» **EXERCISE PROMPT**: Copy each line of the material below that includes the string "instructions".

» **RECORDS SUPPLIED**:
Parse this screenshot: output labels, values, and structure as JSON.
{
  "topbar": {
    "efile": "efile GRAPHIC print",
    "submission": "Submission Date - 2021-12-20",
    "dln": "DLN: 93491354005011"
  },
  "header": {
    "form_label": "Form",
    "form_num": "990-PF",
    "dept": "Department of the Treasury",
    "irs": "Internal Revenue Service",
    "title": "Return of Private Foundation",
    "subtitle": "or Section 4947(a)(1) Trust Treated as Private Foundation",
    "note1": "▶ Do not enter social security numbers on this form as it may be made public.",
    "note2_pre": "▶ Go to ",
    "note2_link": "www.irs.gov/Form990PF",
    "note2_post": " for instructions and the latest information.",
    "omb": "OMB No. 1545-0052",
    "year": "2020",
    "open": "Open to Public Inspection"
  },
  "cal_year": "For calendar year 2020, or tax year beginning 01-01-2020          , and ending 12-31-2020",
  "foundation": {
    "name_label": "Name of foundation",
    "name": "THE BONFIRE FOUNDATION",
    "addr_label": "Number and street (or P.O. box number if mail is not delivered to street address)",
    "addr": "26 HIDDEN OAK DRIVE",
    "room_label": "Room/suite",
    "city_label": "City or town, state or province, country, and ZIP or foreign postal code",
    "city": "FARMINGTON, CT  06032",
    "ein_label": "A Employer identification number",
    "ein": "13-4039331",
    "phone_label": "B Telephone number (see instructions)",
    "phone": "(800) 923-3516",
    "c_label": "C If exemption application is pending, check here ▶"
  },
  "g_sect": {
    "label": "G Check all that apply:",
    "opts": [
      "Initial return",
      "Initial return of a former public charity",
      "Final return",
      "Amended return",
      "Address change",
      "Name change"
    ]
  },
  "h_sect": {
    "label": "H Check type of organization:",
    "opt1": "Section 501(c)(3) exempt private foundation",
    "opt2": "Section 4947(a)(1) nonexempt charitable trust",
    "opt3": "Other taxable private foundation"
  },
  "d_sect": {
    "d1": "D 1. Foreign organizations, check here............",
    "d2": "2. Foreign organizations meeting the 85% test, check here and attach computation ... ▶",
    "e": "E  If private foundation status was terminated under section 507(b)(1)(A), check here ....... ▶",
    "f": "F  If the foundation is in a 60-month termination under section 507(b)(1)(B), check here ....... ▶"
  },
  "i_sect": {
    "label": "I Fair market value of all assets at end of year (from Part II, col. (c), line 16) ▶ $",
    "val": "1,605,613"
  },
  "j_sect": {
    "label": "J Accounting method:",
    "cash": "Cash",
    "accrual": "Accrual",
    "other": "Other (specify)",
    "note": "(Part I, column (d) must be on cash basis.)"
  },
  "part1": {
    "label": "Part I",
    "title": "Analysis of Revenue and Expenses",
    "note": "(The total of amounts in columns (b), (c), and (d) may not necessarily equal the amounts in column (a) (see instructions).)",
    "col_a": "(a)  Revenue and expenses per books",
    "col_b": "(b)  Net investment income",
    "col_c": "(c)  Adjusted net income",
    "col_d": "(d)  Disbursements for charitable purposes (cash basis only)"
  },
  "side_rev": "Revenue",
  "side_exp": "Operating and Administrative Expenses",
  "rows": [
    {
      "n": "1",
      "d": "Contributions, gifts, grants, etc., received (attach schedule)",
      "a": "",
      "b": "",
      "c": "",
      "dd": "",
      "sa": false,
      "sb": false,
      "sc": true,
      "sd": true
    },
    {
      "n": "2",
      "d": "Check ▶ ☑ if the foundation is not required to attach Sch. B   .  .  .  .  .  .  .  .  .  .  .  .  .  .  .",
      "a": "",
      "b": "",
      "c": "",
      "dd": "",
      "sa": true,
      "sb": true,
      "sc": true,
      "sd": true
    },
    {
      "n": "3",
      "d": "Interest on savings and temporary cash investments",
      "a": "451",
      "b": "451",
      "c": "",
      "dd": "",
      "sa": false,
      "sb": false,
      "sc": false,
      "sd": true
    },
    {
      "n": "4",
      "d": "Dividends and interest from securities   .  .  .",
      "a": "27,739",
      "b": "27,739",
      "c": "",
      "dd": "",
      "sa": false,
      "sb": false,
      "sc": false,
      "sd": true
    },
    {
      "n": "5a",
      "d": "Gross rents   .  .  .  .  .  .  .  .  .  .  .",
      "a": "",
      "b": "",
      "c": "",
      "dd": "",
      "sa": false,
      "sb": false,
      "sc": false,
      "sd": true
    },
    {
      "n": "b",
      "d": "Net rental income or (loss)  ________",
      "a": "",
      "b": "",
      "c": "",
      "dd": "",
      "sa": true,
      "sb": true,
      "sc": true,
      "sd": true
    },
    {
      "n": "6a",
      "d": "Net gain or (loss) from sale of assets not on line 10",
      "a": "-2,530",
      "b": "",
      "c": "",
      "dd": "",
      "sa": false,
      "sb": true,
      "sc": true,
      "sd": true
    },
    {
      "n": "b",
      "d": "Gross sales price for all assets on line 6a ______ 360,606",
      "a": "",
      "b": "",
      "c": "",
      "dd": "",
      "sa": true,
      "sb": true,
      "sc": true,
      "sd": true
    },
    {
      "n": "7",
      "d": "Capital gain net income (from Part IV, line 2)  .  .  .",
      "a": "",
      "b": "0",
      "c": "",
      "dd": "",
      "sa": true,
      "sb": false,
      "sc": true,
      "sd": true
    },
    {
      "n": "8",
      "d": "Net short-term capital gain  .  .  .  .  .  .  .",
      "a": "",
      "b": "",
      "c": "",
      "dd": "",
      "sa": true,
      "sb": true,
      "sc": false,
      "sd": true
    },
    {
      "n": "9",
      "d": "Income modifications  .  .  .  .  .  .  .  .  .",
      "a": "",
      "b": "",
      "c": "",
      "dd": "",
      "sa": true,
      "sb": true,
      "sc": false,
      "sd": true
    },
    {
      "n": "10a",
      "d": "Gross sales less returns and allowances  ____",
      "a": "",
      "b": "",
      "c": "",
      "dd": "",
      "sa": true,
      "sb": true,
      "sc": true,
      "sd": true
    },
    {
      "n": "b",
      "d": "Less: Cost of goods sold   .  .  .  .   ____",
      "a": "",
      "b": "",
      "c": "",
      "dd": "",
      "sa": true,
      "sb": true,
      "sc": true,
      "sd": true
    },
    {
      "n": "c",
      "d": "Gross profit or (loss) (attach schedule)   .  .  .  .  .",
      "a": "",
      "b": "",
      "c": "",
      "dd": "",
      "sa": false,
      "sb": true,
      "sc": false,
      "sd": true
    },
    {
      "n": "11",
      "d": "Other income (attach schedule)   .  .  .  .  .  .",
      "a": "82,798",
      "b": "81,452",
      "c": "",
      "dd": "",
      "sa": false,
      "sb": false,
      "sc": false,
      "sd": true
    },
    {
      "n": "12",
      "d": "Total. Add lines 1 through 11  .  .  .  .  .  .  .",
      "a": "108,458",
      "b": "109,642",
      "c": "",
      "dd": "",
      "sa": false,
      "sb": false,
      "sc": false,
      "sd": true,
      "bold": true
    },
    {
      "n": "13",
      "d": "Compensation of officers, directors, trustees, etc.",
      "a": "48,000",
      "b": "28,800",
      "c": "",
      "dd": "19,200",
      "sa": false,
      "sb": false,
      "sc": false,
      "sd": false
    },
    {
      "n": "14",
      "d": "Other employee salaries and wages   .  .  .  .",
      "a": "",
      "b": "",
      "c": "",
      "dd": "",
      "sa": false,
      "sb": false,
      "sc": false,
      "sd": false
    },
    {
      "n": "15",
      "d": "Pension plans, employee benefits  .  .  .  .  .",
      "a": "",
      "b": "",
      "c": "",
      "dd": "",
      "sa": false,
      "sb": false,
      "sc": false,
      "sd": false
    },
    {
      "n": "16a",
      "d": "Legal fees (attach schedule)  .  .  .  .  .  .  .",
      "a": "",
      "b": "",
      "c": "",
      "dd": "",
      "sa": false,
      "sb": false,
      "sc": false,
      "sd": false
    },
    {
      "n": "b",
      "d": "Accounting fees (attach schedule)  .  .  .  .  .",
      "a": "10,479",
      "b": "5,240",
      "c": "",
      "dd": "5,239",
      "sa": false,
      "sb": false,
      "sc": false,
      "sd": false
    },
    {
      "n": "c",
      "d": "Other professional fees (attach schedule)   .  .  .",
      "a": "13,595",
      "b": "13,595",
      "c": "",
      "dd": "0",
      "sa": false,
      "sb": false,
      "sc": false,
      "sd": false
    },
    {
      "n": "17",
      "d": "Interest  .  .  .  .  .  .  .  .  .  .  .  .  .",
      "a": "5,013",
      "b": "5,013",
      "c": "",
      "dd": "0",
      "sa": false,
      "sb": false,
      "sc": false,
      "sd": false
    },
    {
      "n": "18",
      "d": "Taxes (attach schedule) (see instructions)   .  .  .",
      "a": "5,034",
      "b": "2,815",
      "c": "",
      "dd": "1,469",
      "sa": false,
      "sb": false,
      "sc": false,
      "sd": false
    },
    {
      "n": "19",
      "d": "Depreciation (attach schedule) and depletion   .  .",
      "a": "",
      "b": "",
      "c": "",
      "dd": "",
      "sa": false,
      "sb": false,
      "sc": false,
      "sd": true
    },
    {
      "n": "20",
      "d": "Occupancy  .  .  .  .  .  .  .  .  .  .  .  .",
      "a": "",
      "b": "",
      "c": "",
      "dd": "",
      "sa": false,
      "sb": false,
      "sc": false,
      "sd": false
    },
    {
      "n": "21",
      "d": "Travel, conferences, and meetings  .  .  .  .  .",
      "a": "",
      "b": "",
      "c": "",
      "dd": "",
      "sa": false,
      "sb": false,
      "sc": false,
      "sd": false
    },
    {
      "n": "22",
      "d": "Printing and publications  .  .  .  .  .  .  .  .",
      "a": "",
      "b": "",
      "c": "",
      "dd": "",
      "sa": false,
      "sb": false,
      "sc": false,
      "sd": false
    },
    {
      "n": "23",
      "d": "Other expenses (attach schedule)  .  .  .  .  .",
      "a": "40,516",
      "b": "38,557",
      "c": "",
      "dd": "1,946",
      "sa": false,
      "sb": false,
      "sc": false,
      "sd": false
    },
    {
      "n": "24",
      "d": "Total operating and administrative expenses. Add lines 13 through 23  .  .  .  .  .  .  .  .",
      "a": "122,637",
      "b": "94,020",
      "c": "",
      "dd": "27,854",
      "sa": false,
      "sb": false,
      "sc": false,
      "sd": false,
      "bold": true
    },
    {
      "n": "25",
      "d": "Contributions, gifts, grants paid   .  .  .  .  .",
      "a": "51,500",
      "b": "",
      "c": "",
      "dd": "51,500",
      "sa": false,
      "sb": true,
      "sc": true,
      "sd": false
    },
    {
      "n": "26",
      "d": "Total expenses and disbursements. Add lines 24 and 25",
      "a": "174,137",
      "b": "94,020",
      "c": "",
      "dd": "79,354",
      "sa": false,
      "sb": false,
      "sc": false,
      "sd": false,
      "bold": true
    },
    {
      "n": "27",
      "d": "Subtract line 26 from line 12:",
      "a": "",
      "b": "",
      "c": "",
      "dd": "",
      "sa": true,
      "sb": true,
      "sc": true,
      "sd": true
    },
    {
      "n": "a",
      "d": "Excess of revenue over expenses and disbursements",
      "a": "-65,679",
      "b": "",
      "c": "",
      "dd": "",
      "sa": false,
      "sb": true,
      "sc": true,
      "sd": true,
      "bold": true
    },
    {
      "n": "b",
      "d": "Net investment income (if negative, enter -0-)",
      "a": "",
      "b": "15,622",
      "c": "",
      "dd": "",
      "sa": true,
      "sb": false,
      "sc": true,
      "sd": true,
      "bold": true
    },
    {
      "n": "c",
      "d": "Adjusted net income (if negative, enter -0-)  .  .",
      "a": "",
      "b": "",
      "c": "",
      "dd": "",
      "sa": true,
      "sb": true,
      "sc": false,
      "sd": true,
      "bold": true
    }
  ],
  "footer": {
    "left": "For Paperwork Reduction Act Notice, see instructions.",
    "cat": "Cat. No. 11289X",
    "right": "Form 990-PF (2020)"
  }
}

» **RESPONSE FOR THIS EXERCISE**:
    "note2_post": " for instructions and the latest information.",
    "phone_label": "B Telephone number (see instructions)",
    "note": "(The total of amounts in columns (b), (c), and (d) may not necessarily equal the amounts in column (a) (see instructions).)",
      "d": "Taxes (attach schedule) (see instructions)   .  .  .",
    "left": "For Paperwork Reduction Act Notice, see instructions.",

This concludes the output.